Task instructions.
a. In the blog text, what words are written on top of the heart-shaped candy box in the dream?
b. From the blog text, write out the part that opens with the words containing "I don’t have" and closes with "me by surprise.".

Text for analysis.
---------------

A World, A Part

I’ve been combing my hair with a part on the left side since I was a little boy. Maybe I was just doing what my mother did.

I do perspire profusely, and in hot yoga my rug gets soaked. It’s particularly pronounced in the inverted postures, with all the sweat on my back running down my neck onto my pate. Lest it run down into my eyes, upon standing my habit is to squeegee it off my crown from left to right.

I realized last week that when I did, I was losing mental focus – becoming more emotional. That makes sense, in a way: the left side of the brain is analytical, the right intuitive. But with the realization came an image: the movement of energy from a male bastion to a female cluster, weakening the former.

So I decided to start parting my hair on the right side, just to be sure that I’m not favoring one side over another.

I wonder what consequences I’ll confront?

Abominable Candy Box

I don’t have very many dreams any more – by which I mean stream-of-consciousness random-association imagery. My dreams are normally “visions” – conversations with other personalities that have a purpose and coherent outcome.

So this one took me by surprise.

It’s the end of the world. You know – disasters happening everywhere, people cowering in fear, bizarre monsters running amok. I am floating over the world, trying to figure out how to help. A distant harbor beckons, and when I reach the shore, I see a huge Valentine’s candy box float up out of the ocean. Yes: it’s heart-shaped and says “I Love You” on top.

I hesitate a little, not quite sure what to expect. I mean, it could be Pandora’s box, right? But a little nudge compels me to take off the lid. Yup. It’s full of abominations: slime-covered worms and twisted millipedes and gaping jaws grasping eagerly for sustenance.

The voices of the crowd scream: “Kill them! Kill them all!” But my face twists in befuddlement.

No. No, these too are God’s creatures. We have to learn out how to love them.

B-duh, b-duh, b-duh, b-duh. Dat’s all Folks!

Again?!?

Jesus once said:

Foxes have dens and birds have nests, but the Son of Man has no place to rest.

I go many places, seeking to find a community that will recognize the opportunity that I represent. I’ve been in church meditating on the cross with my eyes closed, and when I open them the pastor said: “Every now and then the elders have to ask someone to stop coming to church, because they sexually harass everyone in the place.” At dance celebrations in five venues, people’s hearts have cried out for healing, and when I clear a space in which they can receive the love that is their right, organizers voice a similar complaint.

I try with the t-shirts. The one I dance in says “Danger: Angel gateways. Please play nicely. They just want to be friends.”

I used to put it this way: our society’s experience of masculine love is so impoverished that when people receive it, they go completely haywire. They have expectations, and project them onto the intentions of the lover. To me, it’s like being raped.

It is convention now to complain that the problems we face are due to “patriarchy,” but few recognize that the divine masculine is no more present in our culture than is the Divine Mother. That female spirituality has been driven out of the cultural limelight is actually an advantage in that regard: they practice their arts quietly in the background. But a man that dares to do the same is rejected and hounded.

---------------

Excerpted records.
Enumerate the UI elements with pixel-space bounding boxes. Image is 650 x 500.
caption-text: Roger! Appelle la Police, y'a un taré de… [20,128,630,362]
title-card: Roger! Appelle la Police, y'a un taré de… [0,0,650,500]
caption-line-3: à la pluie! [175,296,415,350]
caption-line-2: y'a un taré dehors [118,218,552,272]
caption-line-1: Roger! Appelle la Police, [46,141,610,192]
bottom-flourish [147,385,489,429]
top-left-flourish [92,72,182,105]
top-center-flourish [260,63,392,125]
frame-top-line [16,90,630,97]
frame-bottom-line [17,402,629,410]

---------------

Answers below.
a. "I Love You"

b.
I don’t have very many dreams any more – by which I mean stream-of-consciousness random-association imagery. My dreams are normally “visions” – conversations with other personalities that have a purpose and coherent outcome.

So this one took me by surprise.